WRITTEN PROBLEM: Render each line of the items below as a Markdown table with two columns, Row and Text. Give each row its number and leave out any blank lines.

══════

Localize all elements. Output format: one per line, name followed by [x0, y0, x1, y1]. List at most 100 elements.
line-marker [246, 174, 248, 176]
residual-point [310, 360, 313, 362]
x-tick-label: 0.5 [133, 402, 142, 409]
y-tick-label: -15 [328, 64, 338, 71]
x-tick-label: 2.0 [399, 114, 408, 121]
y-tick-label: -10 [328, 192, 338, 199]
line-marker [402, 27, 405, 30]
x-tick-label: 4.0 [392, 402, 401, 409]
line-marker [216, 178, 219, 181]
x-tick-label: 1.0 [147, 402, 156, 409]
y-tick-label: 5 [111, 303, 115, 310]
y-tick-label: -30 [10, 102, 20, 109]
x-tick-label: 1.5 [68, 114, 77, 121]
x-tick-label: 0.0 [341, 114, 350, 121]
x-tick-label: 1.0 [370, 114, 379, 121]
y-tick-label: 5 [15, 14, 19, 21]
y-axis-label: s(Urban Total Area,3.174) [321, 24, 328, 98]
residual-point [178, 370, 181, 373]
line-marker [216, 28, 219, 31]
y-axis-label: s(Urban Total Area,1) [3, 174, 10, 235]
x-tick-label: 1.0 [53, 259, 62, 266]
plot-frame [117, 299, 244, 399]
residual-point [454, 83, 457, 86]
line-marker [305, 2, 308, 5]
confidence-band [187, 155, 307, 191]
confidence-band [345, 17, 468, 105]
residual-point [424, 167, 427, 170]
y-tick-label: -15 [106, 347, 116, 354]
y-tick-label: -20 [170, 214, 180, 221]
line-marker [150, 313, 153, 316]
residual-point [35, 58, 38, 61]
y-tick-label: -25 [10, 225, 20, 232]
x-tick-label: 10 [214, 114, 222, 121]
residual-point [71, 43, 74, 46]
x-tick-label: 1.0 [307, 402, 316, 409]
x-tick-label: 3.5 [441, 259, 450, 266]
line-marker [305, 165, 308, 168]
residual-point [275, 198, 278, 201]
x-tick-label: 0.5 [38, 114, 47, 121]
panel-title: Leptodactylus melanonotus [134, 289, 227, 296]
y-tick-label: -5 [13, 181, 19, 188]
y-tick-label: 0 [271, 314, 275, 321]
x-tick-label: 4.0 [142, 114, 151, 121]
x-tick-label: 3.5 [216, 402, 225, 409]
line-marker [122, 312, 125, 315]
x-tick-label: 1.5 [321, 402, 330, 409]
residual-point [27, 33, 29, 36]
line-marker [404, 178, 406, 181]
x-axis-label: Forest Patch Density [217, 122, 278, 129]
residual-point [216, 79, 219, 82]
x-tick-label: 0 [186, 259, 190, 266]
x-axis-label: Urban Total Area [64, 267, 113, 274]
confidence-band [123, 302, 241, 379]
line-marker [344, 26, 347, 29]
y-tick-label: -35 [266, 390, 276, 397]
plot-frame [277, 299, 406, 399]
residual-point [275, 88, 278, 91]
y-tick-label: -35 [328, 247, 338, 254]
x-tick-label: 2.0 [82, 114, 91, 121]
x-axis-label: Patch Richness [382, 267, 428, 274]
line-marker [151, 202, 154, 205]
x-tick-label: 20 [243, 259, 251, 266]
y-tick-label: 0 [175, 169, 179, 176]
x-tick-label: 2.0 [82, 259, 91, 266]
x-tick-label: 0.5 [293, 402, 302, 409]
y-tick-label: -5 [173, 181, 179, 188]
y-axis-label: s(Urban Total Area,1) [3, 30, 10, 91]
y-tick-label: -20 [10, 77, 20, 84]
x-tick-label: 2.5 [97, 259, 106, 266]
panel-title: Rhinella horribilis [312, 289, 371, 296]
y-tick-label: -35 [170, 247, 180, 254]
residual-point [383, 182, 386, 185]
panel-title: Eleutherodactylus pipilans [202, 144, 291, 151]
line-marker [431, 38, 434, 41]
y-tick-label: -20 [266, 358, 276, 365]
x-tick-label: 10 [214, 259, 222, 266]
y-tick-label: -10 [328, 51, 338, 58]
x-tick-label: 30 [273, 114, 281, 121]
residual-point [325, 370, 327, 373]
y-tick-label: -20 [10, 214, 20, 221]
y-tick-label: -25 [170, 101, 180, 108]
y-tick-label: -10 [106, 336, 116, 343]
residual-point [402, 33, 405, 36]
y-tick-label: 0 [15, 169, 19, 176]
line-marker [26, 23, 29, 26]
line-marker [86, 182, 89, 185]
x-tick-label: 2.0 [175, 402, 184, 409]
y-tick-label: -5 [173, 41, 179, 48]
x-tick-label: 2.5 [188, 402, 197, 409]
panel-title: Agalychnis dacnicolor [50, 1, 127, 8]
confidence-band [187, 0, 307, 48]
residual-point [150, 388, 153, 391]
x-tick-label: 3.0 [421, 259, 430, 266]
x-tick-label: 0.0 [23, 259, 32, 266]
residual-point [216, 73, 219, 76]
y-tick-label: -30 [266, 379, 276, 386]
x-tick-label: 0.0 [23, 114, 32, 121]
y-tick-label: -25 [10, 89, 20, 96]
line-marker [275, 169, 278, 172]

══════

COMPLETE ANSWER:
| Row | Text |
|---|---|
| 1 | Localize all elements. Output format: one per line, name followed by [x0, y0, x1, y1]. List at most 100 elements. |
| 2 | line-marker [246, 174, 248, 176] |
| 3 | residual-point [310, 360, 313, 362] |
| 4 | x-tick-label: 0.5 [133, 402, 142, 409] |
| 5 | y-tick-label: -15 [328, 64, 338, 71] |
| 6 | x-tick-label: 2.0 [399, 114, 408, 121] |
| 7 | y-tick-label: -10 [328, 192, 338, 199] |
| 8 | line-marker [402, 27, 405, 30] |
| 9 | x-tick-label: 4.0 [392, 402, 401, 409] |
| 10 | line-marker [216, 178, 219, 181] |
| 11 | x-tick-label: 1.0 [147, 402, 156, 409] |
| 12 | y-tick-label: 5 [111, 303, 115, 310] |
| 13 | y-tick-label: -30 [10, 102, 20, 109] |
| 14 | x-tick-label: 1.5 [68, 114, 77, 121] |
| 15 | x-tick-label: 0.0 [341, 114, 350, 121] |
| 16 | x-tick-label: 1.0 [370, 114, 379, 121] |
| 17 | y-tick-label: 5 [15, 14, 19, 21] |
| 18 | y-axis-label: s(Urban Total Area,3.174) [321, 24, 328, 98] |
| 19 | residual-point [178, 370, 181, 373] |
| 20 | line-marker [216, 28, 219, 31] |
| 21 | y-axis-label: s(Urban Total Area,1) [3, 174, 10, 235] |
| 22 | x-tick-label: 1.0 [53, 259, 62, 266] |
| 23 | plot-frame [117, 299, 244, 399] |
| 24 | residual-point [454, 83, 457, 86] |
| 25 | line-marker [305, 2, 308, 5] |
| 26 | confidence-band [187, 155, 307, 191] |
| 27 | confidence-band [345, 17, 468, 105] |
| 28 | residual-point [424, 167, 427, 170] |
| 29 | y-tick-label: -15 [106, 347, 116, 354] |
| 30 | y-tick-label: -20 [170, 214, 180, 221] |
| 31 | line-marker [150, 313, 153, 316] |
| 32 | residual-point [35, 58, 38, 61] |
| 33 | y-tick-label: -25 [10, 225, 20, 232] |
| 34 | x-tick-label: 10 [214, 114, 222, 121] |
| 35 | residual-point [71, 43, 74, 46] |
| 36 | x-tick-label: 1.0 [307, 402, 316, 409] |
| 37 | x-tick-label: 3.5 [441, 259, 450, 266] |
| 38 | line-marker [305, 165, 308, 168] |
| 39 | residual-point [275, 198, 278, 201] |
| 40 | x-tick-label: 0.5 [38, 114, 47, 121] |
| 41 | panel-title: Leptodactylus melanonotus [134, 289, 227, 296] |
| 42 | y-tick-label: -5 [13, 181, 19, 188] |
| 43 | y-tick-label: 0 [271, 314, 275, 321] |
| 44 | x-tick-label: 4.0 [142, 114, 151, 121] |
| 45 | x-tick-label: 3.5 [216, 402, 225, 409] |
| 46 | line-marker [122, 312, 125, 315] |
| 47 | x-tick-label: 1.5 [321, 402, 330, 409] |
| 48 | residual-point [27, 33, 29, 36] |
| 49 | line-marker [404, 178, 406, 181] |
| 50 | x-axis-label: Forest Patch Density [217, 122, 278, 129] |
| 51 | residual-point [216, 79, 219, 82] |
| 52 | x-tick-label: 0 [186, 259, 190, 266] |
| 53 | x-axis-label: Urban Total Area [64, 267, 113, 274] |
| 54 | confidence-band [123, 302, 241, 379] |
| 55 | line-marker [344, 26, 347, 29] |
| 56 | y-tick-label: -35 [266, 390, 276, 397] |
| 57 | plot-frame [277, 299, 406, 399] |
| 58 | residual-point [275, 88, 278, 91] |
| 59 | y-tick-label: -35 [328, 247, 338, 254] |
| 60 | x-tick-label: 2.0 [82, 114, 91, 121] |
| 61 | x-axis-label: Patch Richness [382, 267, 428, 274] |
| 62 | line-marker [151, 202, 154, 205] |
| 63 | x-tick-label: 20 [243, 259, 251, 266] |
| 64 | y-tick-label: 0 [175, 169, 179, 176] |
| 65 | x-tick-label: 2.0 [82, 259, 91, 266] |
| 66 | x-tick-label: 0.5 [293, 402, 302, 409] |
| 67 | y-tick-label: -5 [173, 181, 179, 188] |
| 68 | y-axis-label: s(Urban Total Area,1) [3, 30, 10, 91] |
| 69 | y-tick-label: -20 [10, 77, 20, 84] |
| 70 | x-tick-label: 2.5 [97, 259, 106, 266] |
| 71 | panel-title: Rhinella horribilis [312, 289, 371, 296] |
| 72 | y-tick-label: -35 [170, 247, 180, 254] |
| 73 | residual-point [383, 182, 386, 185] |
| 74 | panel-title: Eleutherodactylus pipilans [202, 144, 291, 151] |
| 75 | line-marker [431, 38, 434, 41] |
| 76 | y-tick-label: -20 [266, 358, 276, 365] |
| 77 | x-tick-label: 10 [214, 259, 222, 266] |
| 78 | y-tick-label: -10 [328, 51, 338, 58] |
| 79 | x-tick-label: 30 [273, 114, 281, 121] |
| 80 | residual-point [325, 370, 327, 373] |
| 81 | y-tick-label: -20 [10, 214, 20, 221] |
| 82 | y-tick-label: -25 [170, 101, 180, 108] |
| 83 | y-tick-label: -10 [106, 336, 116, 343] |
| 84 | residual-point [402, 33, 405, 36] |
| 85 | y-tick-label: 0 [15, 169, 19, 176] |
| 86 | line-marker [26, 23, 29, 26] |
| 87 | line-marker [86, 182, 89, 185] |
| 88 | x-tick-label: 2.0 [175, 402, 184, 409] |
| 89 | y-tick-label: -5 [173, 41, 179, 48] |
| 90 | x-tick-label: 2.5 [188, 402, 197, 409] |
| 91 | panel-title: Agalychnis dacnicolor [50, 1, 127, 8] |
| 92 | confidence-band [187, 0, 307, 48] |
| 93 | residual-point [150, 388, 153, 391] |
| 94 | x-tick-label: 3.0 [421, 259, 430, 266] |
| 95 | x-tick-label: 0.0 [23, 259, 32, 266] |
| 96 | residual-point [216, 73, 219, 76] |
| 97 | y-tick-label: -30 [266, 379, 276, 386] |
| 98 | x-tick-label: 0.0 [23, 114, 32, 121] |
| 99 | y-tick-label: -25 [10, 89, 20, 96] |
| 100 | line-marker [275, 169, 278, 172] |